● **Task requirements**
Look for the string "name" in the lines and copy each line that has it.

● **Exercise data**
BEGIN
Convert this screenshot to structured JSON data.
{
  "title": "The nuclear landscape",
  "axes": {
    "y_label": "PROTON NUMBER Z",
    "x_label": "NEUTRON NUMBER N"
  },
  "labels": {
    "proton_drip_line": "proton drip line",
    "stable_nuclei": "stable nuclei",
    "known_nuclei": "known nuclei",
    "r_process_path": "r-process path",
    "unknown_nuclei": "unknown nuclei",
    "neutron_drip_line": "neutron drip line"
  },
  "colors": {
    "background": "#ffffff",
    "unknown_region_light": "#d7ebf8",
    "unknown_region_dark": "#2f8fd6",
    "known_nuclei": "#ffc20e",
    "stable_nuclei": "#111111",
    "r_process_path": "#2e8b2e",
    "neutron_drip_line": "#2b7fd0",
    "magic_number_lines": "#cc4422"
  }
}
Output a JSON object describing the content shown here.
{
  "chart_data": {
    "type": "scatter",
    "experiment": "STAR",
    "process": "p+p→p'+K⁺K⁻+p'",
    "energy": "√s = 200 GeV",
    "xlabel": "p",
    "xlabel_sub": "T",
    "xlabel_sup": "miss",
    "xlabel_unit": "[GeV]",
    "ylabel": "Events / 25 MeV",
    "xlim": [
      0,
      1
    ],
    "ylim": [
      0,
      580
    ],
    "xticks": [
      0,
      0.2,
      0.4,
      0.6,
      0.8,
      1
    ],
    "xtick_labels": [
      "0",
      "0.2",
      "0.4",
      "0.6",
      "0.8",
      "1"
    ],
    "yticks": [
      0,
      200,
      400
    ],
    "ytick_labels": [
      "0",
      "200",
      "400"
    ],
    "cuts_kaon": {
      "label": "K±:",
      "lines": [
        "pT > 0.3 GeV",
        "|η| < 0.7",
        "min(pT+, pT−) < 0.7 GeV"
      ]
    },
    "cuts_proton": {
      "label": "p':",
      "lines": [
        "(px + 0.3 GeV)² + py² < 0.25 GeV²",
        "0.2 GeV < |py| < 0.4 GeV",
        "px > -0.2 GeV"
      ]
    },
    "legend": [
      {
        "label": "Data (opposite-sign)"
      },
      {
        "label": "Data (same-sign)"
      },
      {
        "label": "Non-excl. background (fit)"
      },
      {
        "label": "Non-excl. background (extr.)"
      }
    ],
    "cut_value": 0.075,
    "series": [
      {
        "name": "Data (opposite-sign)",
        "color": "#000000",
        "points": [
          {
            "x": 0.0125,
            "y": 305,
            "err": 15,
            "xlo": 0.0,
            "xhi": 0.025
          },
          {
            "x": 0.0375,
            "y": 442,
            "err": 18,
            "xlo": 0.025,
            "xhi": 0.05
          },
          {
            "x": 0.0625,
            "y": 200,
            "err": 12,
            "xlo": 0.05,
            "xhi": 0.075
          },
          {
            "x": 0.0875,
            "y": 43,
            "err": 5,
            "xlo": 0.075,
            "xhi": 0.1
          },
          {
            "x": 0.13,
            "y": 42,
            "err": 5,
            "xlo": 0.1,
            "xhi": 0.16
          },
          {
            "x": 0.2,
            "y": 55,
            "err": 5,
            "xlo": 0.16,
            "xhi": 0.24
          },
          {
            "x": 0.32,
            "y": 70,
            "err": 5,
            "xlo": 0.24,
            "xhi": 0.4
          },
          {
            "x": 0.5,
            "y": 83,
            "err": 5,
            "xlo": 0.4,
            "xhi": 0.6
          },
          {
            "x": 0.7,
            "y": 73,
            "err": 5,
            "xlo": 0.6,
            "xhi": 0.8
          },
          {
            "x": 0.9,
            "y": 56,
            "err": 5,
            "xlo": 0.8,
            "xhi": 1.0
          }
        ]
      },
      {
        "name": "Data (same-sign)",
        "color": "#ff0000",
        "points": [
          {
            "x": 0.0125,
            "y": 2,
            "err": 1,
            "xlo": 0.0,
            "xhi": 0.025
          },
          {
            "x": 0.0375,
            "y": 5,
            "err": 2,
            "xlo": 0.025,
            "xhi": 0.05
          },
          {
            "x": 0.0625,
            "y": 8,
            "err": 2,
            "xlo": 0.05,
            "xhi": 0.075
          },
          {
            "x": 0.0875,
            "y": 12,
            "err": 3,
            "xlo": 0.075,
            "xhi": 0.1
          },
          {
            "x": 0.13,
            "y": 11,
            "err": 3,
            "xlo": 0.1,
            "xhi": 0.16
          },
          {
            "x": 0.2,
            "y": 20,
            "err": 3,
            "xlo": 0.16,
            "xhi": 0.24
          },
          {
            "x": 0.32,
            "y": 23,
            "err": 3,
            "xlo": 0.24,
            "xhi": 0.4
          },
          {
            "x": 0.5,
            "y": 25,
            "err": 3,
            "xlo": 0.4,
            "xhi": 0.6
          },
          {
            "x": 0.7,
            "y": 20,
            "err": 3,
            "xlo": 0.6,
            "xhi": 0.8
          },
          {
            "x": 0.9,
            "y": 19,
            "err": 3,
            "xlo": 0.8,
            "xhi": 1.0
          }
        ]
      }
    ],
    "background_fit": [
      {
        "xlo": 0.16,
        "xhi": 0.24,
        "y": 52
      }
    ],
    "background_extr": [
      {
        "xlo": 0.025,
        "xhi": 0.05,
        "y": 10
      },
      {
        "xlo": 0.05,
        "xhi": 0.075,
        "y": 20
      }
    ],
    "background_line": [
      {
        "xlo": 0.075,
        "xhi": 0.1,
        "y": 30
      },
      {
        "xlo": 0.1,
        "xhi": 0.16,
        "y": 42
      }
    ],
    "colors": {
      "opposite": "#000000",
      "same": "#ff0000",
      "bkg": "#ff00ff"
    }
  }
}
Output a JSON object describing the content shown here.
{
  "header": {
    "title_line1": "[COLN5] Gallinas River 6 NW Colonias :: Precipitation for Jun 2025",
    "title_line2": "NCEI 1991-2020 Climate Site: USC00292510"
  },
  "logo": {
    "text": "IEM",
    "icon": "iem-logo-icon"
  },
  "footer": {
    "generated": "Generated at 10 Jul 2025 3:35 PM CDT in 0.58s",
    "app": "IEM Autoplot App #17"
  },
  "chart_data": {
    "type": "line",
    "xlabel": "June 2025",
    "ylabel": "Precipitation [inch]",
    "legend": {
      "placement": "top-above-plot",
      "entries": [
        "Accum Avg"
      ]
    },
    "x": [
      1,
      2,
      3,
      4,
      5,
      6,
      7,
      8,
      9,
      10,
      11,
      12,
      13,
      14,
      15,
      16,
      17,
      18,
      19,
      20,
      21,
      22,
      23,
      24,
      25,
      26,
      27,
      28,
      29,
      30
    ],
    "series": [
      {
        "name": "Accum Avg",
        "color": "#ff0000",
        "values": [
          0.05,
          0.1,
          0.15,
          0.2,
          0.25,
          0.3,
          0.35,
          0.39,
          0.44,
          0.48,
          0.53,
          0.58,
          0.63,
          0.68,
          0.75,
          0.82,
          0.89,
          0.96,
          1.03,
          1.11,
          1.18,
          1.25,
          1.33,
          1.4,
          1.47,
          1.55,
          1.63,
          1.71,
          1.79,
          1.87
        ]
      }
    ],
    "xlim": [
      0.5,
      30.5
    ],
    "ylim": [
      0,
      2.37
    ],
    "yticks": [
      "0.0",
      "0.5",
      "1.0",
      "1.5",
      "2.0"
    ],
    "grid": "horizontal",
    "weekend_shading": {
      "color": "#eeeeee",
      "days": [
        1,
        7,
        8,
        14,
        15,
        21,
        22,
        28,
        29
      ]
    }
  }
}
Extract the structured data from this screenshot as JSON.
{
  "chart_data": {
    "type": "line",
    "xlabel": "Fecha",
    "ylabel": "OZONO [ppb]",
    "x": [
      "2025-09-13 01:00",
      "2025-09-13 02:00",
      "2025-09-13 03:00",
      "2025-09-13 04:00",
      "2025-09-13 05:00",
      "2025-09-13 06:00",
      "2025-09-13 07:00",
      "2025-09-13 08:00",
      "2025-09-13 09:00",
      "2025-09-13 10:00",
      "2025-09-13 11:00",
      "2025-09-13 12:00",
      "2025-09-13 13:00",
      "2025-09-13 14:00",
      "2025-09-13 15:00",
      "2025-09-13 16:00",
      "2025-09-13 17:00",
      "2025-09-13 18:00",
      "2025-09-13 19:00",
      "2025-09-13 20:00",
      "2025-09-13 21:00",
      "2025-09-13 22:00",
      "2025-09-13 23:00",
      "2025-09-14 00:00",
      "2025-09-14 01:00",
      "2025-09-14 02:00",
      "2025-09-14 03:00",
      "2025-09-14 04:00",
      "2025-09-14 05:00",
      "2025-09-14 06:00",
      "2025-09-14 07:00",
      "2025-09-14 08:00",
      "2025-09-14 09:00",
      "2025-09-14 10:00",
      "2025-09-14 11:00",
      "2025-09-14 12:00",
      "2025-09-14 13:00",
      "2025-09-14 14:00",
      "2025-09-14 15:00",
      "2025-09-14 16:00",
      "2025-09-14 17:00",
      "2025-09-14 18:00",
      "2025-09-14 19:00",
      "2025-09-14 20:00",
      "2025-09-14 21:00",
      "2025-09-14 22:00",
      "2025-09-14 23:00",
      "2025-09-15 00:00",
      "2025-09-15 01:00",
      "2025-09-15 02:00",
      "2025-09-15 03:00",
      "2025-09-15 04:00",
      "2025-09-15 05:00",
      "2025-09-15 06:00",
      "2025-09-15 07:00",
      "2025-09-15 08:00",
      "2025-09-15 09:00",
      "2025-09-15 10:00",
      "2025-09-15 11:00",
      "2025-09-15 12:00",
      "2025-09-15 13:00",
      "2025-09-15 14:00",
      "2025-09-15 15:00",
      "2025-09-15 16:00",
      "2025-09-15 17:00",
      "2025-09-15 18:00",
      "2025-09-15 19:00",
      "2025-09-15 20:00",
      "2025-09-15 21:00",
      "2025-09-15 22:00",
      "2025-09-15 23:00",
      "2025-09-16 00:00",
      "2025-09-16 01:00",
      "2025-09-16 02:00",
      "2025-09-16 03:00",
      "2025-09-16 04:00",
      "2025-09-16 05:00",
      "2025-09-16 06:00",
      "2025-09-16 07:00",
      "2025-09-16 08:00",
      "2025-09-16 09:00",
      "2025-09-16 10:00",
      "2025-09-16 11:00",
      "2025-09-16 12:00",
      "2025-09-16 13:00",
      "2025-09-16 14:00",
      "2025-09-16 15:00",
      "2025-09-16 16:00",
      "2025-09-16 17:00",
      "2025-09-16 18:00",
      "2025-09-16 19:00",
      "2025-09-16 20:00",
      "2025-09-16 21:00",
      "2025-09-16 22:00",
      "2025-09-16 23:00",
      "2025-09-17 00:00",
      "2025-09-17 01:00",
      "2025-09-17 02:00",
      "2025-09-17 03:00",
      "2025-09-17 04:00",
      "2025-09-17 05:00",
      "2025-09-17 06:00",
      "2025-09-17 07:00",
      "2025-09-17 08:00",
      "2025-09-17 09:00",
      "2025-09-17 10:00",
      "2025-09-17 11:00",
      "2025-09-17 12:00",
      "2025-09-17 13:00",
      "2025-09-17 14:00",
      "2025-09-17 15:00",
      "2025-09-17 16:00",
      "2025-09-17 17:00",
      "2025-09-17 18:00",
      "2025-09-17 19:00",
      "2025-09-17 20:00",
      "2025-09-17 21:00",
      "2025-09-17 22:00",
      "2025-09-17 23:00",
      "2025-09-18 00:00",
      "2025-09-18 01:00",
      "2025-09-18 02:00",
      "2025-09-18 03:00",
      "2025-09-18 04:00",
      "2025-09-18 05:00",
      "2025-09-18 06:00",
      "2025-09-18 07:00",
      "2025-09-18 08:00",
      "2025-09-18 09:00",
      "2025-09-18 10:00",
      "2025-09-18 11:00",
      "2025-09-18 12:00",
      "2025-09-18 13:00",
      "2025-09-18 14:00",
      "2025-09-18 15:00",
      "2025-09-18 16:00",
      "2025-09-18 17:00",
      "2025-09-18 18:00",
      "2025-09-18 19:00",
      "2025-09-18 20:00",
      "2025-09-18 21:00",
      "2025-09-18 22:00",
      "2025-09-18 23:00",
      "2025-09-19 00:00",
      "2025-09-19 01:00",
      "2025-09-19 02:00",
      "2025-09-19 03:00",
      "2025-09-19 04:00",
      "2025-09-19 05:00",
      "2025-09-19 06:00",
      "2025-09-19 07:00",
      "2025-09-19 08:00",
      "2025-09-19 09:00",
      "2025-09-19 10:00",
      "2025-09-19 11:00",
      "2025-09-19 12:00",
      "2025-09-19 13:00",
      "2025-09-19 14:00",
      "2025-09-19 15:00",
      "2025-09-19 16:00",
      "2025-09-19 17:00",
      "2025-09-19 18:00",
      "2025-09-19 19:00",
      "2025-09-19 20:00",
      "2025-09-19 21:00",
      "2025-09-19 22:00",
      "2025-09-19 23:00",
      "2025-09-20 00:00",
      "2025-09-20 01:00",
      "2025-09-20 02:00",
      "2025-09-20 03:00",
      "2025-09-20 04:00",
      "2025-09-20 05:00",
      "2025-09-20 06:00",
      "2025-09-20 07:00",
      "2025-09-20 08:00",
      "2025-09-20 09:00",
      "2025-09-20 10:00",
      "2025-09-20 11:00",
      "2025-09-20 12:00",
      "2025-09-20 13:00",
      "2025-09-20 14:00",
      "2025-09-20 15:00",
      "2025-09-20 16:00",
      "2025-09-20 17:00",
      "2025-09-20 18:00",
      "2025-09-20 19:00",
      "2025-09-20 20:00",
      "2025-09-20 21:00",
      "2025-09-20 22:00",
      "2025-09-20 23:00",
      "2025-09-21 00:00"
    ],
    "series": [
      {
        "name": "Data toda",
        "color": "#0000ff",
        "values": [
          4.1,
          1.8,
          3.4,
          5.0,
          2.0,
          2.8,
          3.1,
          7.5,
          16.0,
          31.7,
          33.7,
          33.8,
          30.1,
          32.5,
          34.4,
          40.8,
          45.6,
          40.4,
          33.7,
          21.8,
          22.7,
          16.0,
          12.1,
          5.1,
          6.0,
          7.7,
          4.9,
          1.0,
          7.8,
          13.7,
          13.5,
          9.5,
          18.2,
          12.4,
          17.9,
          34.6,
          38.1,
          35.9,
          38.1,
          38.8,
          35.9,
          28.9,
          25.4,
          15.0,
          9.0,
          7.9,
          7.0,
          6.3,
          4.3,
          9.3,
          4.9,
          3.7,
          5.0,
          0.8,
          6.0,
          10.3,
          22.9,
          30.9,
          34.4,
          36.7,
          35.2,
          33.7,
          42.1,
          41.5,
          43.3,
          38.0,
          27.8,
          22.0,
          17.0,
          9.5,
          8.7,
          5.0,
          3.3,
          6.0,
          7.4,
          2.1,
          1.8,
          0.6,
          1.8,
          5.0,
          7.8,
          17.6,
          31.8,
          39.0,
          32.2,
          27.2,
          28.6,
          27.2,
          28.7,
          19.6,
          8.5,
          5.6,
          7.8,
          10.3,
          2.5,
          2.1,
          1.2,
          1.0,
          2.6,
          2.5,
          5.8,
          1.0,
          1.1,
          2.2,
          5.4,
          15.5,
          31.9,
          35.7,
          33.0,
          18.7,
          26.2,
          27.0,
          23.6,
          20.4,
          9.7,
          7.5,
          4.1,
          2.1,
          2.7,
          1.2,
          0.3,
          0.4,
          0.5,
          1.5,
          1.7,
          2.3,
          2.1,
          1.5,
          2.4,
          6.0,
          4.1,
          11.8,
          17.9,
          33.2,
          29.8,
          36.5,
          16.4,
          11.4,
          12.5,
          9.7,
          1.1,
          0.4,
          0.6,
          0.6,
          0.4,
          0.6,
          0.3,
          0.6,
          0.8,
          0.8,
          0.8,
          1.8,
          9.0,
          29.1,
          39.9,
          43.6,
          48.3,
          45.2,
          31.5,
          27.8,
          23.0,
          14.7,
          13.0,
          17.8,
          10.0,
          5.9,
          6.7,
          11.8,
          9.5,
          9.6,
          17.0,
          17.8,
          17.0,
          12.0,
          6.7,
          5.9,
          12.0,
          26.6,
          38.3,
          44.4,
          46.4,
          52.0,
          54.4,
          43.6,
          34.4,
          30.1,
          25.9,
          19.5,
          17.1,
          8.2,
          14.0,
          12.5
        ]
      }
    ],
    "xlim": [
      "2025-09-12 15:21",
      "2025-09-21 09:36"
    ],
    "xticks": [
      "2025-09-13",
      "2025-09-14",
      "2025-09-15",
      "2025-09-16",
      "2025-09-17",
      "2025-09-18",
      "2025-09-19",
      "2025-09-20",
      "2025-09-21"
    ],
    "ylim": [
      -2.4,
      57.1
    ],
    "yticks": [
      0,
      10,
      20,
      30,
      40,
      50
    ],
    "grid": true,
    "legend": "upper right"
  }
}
END
● **Finished answer**
        "name": "Data (opposite-sign)",
        "name": "Data (same-sign)",
        "name": "Accum Avg",
        "name": "Data toda",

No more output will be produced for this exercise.